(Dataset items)
====

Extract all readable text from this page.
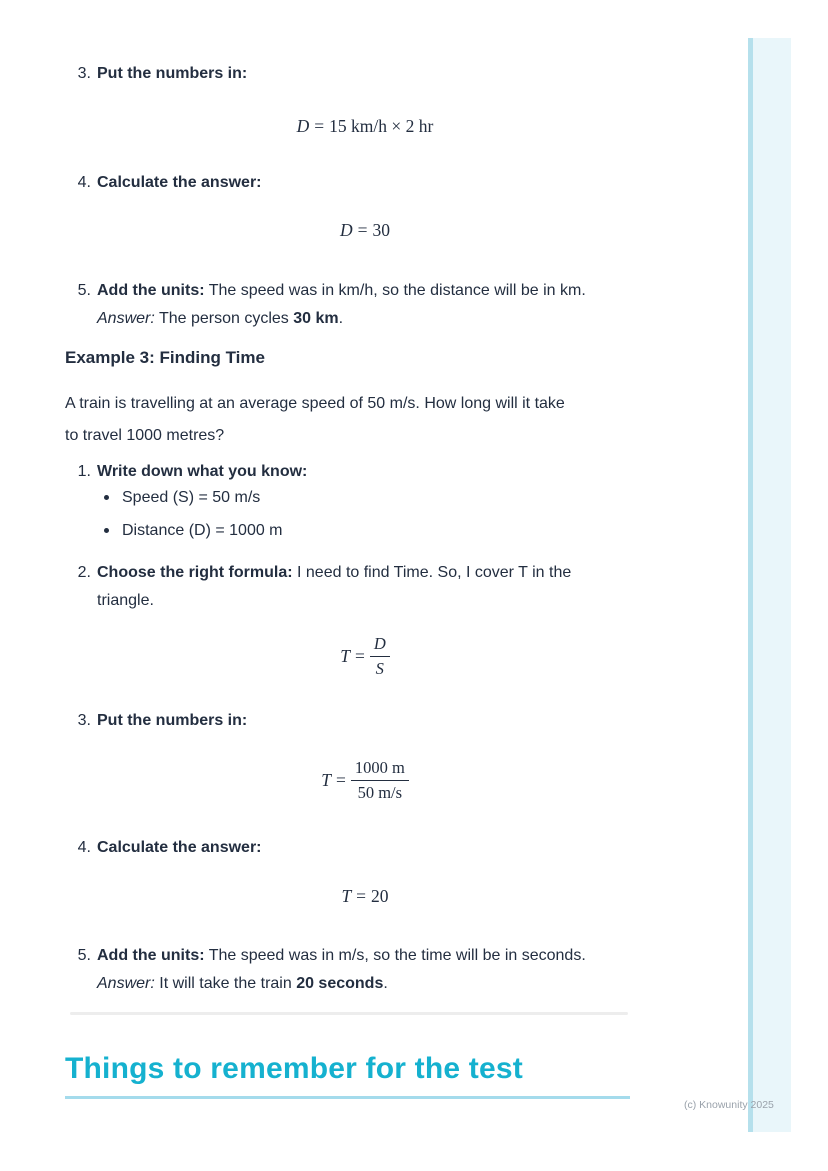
3. Put the numbers in:
D = 15 km/h × 2 hr
4. Calculate the answer:
D = 30
5. Add the units: The speed was in km/h, so the distance will be in km.
Answer: The person cycles 30 km.
Example 3: Finding Time
A train is travelling at an average speed of 50 m/s. How long will it take
to travel 1000 metres?
1. Write down what you know:
Speed (S) = 50 m/s
Distance (D) = 1000 m
2. Choose the right formula: I need to find Time. So, I cover T in the
triangle.
$T = \frac{D}{S}$
3. Put the numbers in:
$T = \frac{1000 m}{50 m/s}$
4. Calculate the answer:
T = 20
5. Add the units: The speed was in m/s, so the time will be in seconds.
Answer: It will take the train 20 seconds.
Things to remember for the test
(c) Knowunity 2025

====

STATED PROBLEM:
Repeat the preceding records precisely, and leave every picture out of the copy.

COMPLETE ANSWER:
Extract all readable text from this page.
3. Put the numbers in:
D = 15 km/h × 2 hr
4. Calculate the answer:
D = 30
5. Add the units: The speed was in km/h, so the distance will be in km.
Answer: The person cycles 30 km.
Example 3: Finding Time
A train is travelling at an average speed of 50 m/s. How long will it take
to travel 1000 metres?
1. Write down what you know:
Speed (S) = 50 m/s
Distance (D) = 1000 m
2. Choose the right formula: I need to find Time. So, I cover T in the
triangle.
$T = \frac{D}{S}$
3. Put the numbers in:
$T = \frac{1000 m}{50 m/s}$
4. Calculate the answer:
T = 20
5. Add the units: The speed was in m/s, so the time will be in seconds.
Answer: It will take the train 20 seconds.
Things to remember for the test
(c) Knowunity 2025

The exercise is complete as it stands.